***** Extracted information
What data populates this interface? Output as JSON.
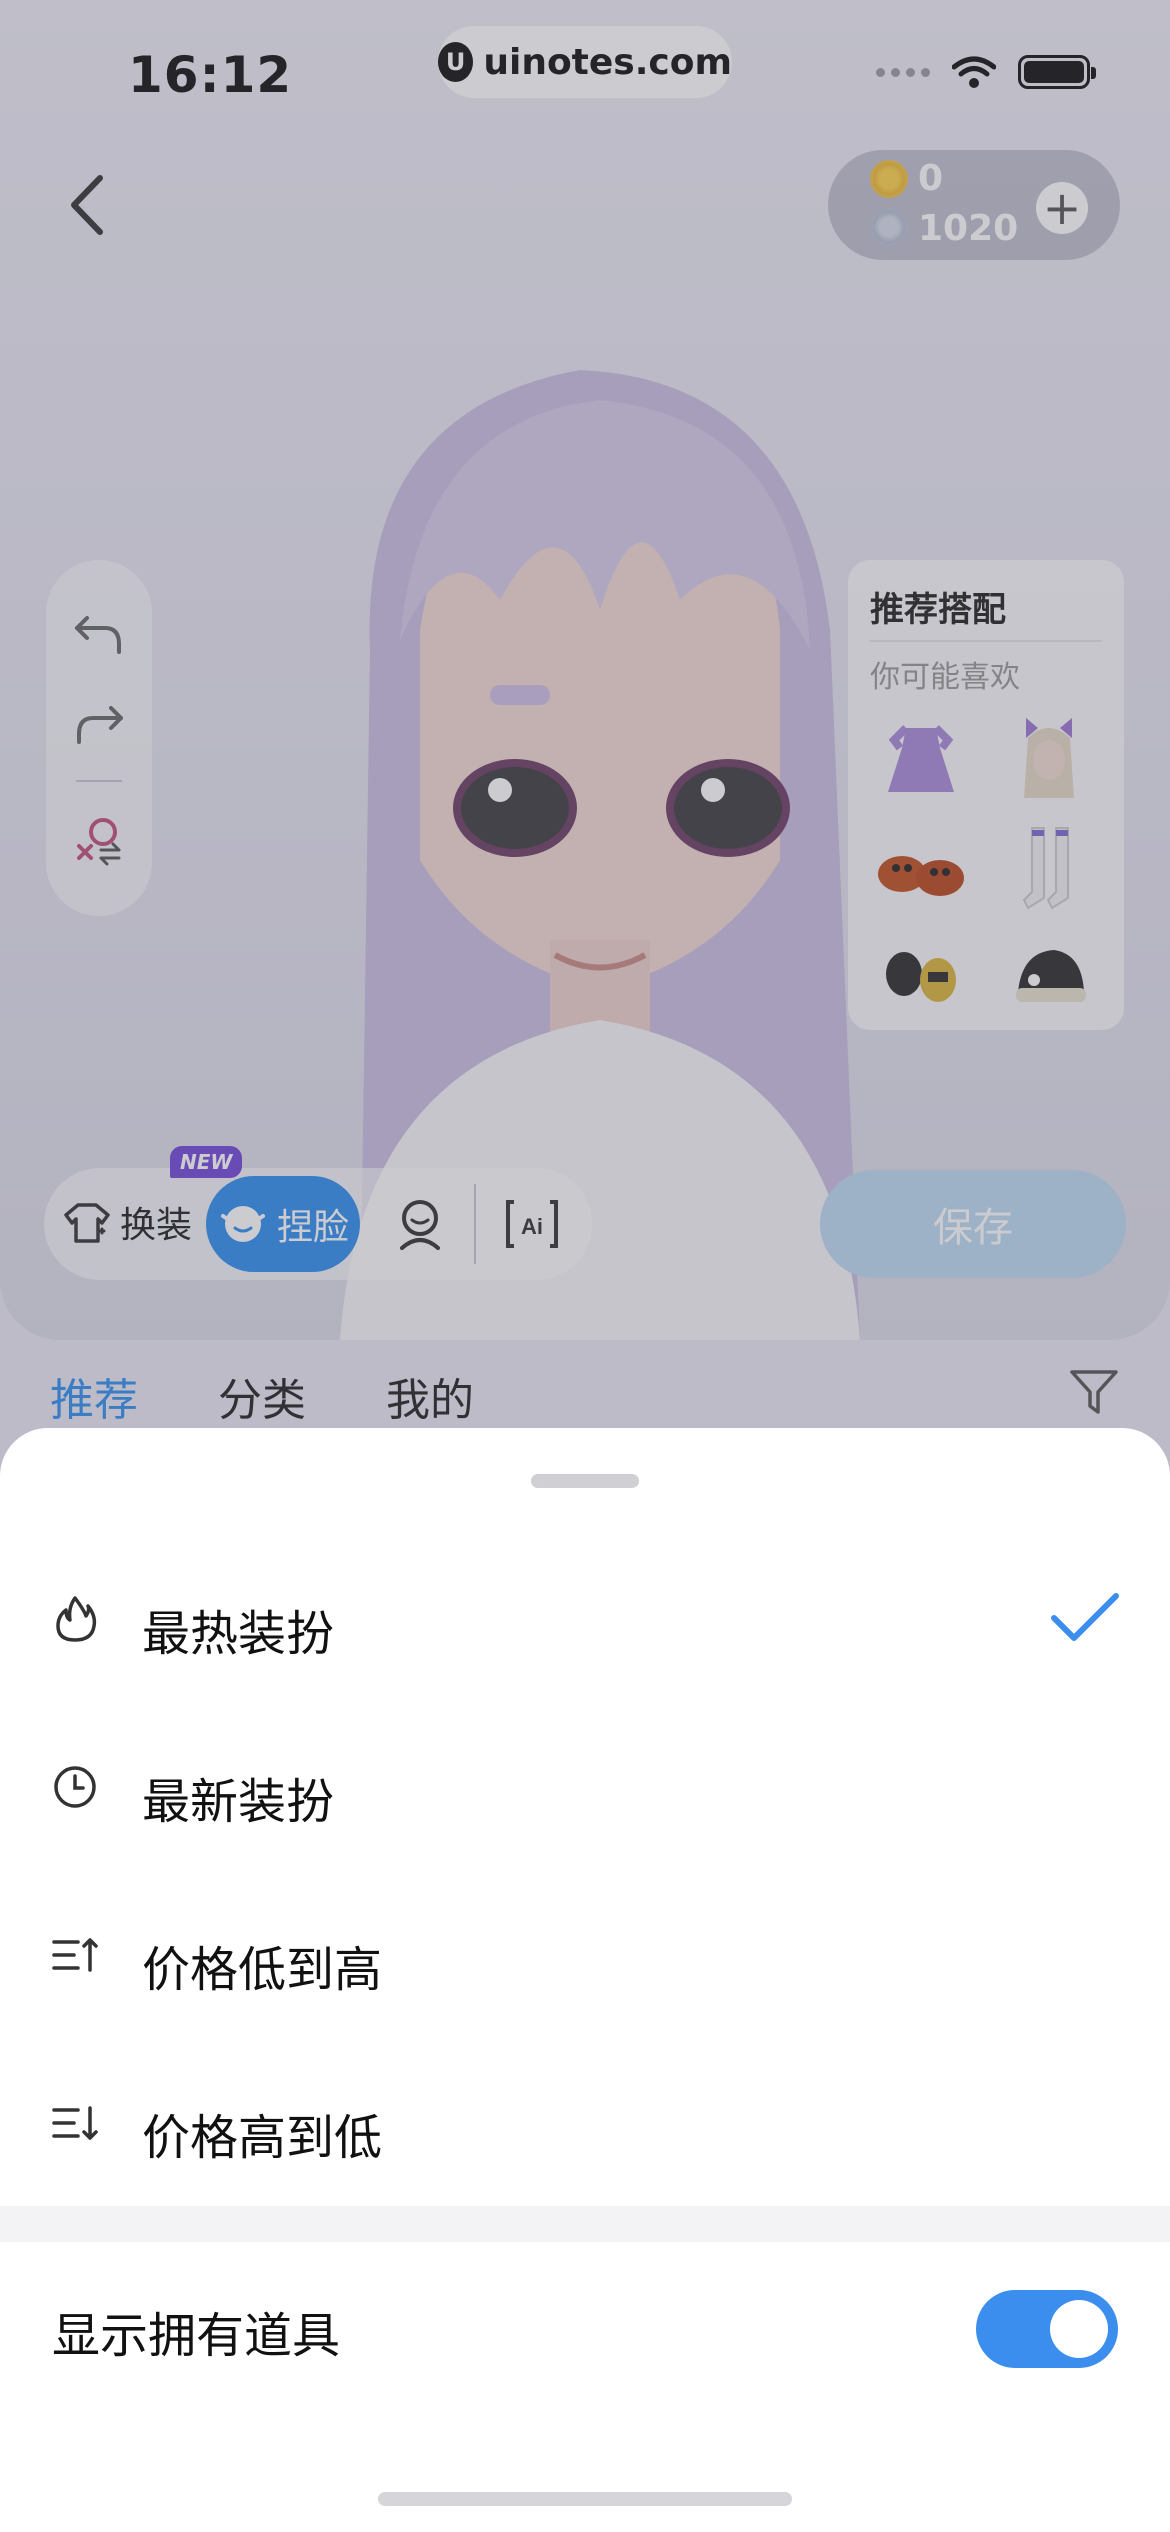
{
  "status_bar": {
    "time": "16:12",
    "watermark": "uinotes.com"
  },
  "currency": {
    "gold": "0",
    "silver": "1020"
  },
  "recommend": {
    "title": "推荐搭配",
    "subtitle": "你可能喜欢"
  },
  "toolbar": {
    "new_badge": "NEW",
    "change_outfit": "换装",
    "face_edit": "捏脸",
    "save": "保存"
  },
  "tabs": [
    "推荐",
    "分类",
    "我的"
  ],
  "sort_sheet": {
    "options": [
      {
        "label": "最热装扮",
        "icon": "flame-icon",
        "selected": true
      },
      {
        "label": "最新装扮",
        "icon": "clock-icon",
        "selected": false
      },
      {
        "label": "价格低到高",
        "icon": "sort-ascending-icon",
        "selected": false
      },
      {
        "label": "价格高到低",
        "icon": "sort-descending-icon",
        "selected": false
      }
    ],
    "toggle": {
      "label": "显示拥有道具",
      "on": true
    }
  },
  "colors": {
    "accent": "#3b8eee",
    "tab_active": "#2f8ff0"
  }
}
**********
***** Extracted information
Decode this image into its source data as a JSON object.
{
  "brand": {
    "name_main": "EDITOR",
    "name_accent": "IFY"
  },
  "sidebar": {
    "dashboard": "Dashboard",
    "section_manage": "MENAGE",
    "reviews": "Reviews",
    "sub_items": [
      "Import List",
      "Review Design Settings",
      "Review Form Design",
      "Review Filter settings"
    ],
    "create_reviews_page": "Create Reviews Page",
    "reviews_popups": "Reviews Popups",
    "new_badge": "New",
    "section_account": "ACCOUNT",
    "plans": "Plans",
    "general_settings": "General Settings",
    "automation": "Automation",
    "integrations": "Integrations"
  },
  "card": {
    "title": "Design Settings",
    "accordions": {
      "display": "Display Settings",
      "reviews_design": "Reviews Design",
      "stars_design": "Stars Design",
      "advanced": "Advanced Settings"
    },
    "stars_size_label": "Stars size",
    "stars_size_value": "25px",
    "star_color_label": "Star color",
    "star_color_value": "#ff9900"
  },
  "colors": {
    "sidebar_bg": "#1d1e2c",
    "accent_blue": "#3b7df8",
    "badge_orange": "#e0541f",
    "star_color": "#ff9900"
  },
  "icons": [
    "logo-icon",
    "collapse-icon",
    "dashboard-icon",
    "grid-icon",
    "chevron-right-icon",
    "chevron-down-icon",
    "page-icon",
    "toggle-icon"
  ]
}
**********
Work to be completed
Copy every line above that includes the string "Design".

Result of the exercise
      "Review Design Settings",
      "Review Form Design",
    "title": "Design Settings",
      "reviews_design": "Reviews Design",
      "stars_design": "Stars Design",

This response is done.